-- START EXTRACTED INFORMATION --

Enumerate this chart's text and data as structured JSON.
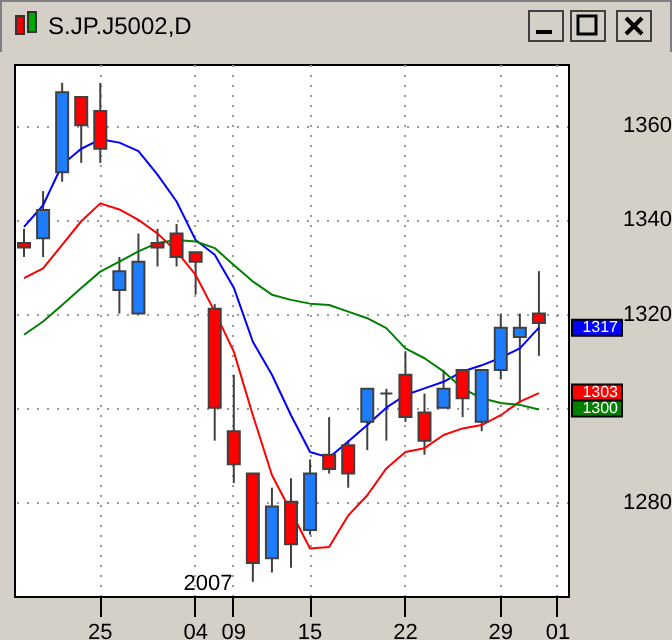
{
  "chart_data": {
    "type": "candlestick",
    "title": "S.JP.J5002,D",
    "categories": [
      null,
      null,
      null,
      null,
      "25",
      null,
      null,
      null,
      null,
      "04",
      null,
      "09",
      null,
      null,
      null,
      "15",
      null,
      null,
      null,
      null,
      "22",
      null,
      null,
      null,
      null,
      "29",
      null,
      null,
      "01"
    ],
    "ohlc": [
      [
        1335,
        1338,
        1332,
        1334
      ],
      [
        1336,
        1346,
        1332,
        1342
      ],
      [
        1350,
        1369,
        1348,
        1367
      ],
      [
        1366,
        1366,
        1352,
        1360
      ],
      [
        1363,
        1369,
        1352,
        1355
      ],
      [
        1325,
        1332,
        1320,
        1329
      ],
      [
        1320,
        1337,
        1320,
        1331
      ],
      [
        1335,
        1338,
        1330,
        1334
      ],
      [
        1337,
        1339,
        1330,
        1332
      ],
      [
        1333,
        1333,
        1324,
        1331
      ],
      [
        1321,
        1322,
        1293,
        1300
      ],
      [
        1295,
        1307,
        1284,
        1288
      ],
      [
        1286,
        1286,
        1263,
        1267
      ],
      [
        1268,
        1283,
        1265,
        1279
      ],
      [
        1280,
        1285,
        1266,
        1271
      ],
      [
        1274,
        1289,
        1273,
        1286
      ],
      [
        1290,
        1298,
        1286,
        1287
      ],
      [
        1292,
        1293,
        1283,
        1286
      ],
      [
        1297,
        1304,
        1291,
        1304
      ],
      [
        1303,
        1304,
        1293,
        1303
      ],
      [
        1307,
        1312,
        1297,
        1298
      ],
      [
        1299,
        1303,
        1290,
        1293
      ],
      [
        1300,
        1308,
        1300,
        1304
      ],
      [
        1308,
        1308,
        1298,
        1302
      ],
      [
        1297,
        1308,
        1295,
        1308
      ],
      [
        1308,
        1320,
        1306,
        1317
      ],
      [
        1315,
        1320,
        1301,
        1317
      ],
      [
        1320,
        1329,
        1311,
        1318
      ],
      null
    ],
    "colors": [
      "#ff0000",
      "#1e7cff",
      "#1e7cff",
      "#ff0000",
      "#ff0000",
      "#1e7cff",
      "#1e7cff",
      "#ff0000",
      "#ff0000",
      "#ff0000",
      "#ff0000",
      "#ff0000",
      "#ff0000",
      "#1e7cff",
      "#ff0000",
      "#1e7cff",
      "#ff0000",
      "#ff0000",
      "#1e7cff",
      "#404040",
      "#ff0000",
      "#ff0000",
      "#1e7cff",
      "#ff0000",
      "#1e7cff",
      "#1e7cff",
      "#1e7cff",
      "#ff0000",
      null
    ],
    "series": [
      {
        "type": "line",
        "color": "#0000ff",
        "values": [
          1338.4,
          1343,
          1351.6,
          1355,
          1357,
          1356.3,
          1354.5,
          1349.5,
          1343.8,
          1335.6,
          1332.5,
          1325.5,
          1314,
          1307,
          1298.4,
          1290.6,
          1289.4,
          1292.8,
          1296.3,
          1300,
          1302.7,
          1304.1,
          1305.5,
          1307.7,
          1309,
          1310.6,
          1312.6,
          1317,
          null
        ]
      },
      {
        "type": "line",
        "color": "#ff0000",
        "values": [
          1327.5,
          1329.6,
          1334.6,
          1339.6,
          1343.4,
          1342.1,
          1339.9,
          1337,
          1333.2,
          1328.2,
          1320.4,
          1311.9,
          1298.4,
          1285.7,
          1277.9,
          1270.1,
          1270.4,
          1277.1,
          1281.4,
          1287.1,
          1290.6,
          1291.4,
          1294.2,
          1295.6,
          1296.3,
          1298.4,
          1301.3,
          1303.1,
          null
        ]
      },
      {
        "type": "line",
        "color": "#008000",
        "values": [
          1315.5,
          1318.3,
          1321.8,
          1325.4,
          1328.9,
          1331,
          1333.2,
          1335,
          1335.6,
          1335.3,
          1333.9,
          1330.3,
          1326.8,
          1324,
          1322.9,
          1322.1,
          1321.8,
          1320.4,
          1319,
          1316.9,
          1312.6,
          1310.5,
          1307.7,
          1304.1,
          1302,
          1301,
          1300.6,
          1299.6,
          null
        ]
      }
    ],
    "ylim": [
      1260,
      1373
    ],
    "yticks": [
      1280,
      {
        "value": 1300,
        "label": null
      },
      1320,
      1340,
      1360
    ],
    "grid": true,
    "annotations": [
      "2007",
      {
        "text": "1317",
        "y": 1317
      },
      {
        "text": "1303",
        "y": 1303
      },
      {
        "text": "1300",
        "y": 1300
      }
    ]
  }
}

-- END EXTRACTED INFORMATION --

PROMPT:
Pick every line with "text" in it and copy it.

TASK RESPONSE:
Enumerate this chart's text and data as structured JSON.
        "text": "1317",
        "text": "1303",
        "text": "1300",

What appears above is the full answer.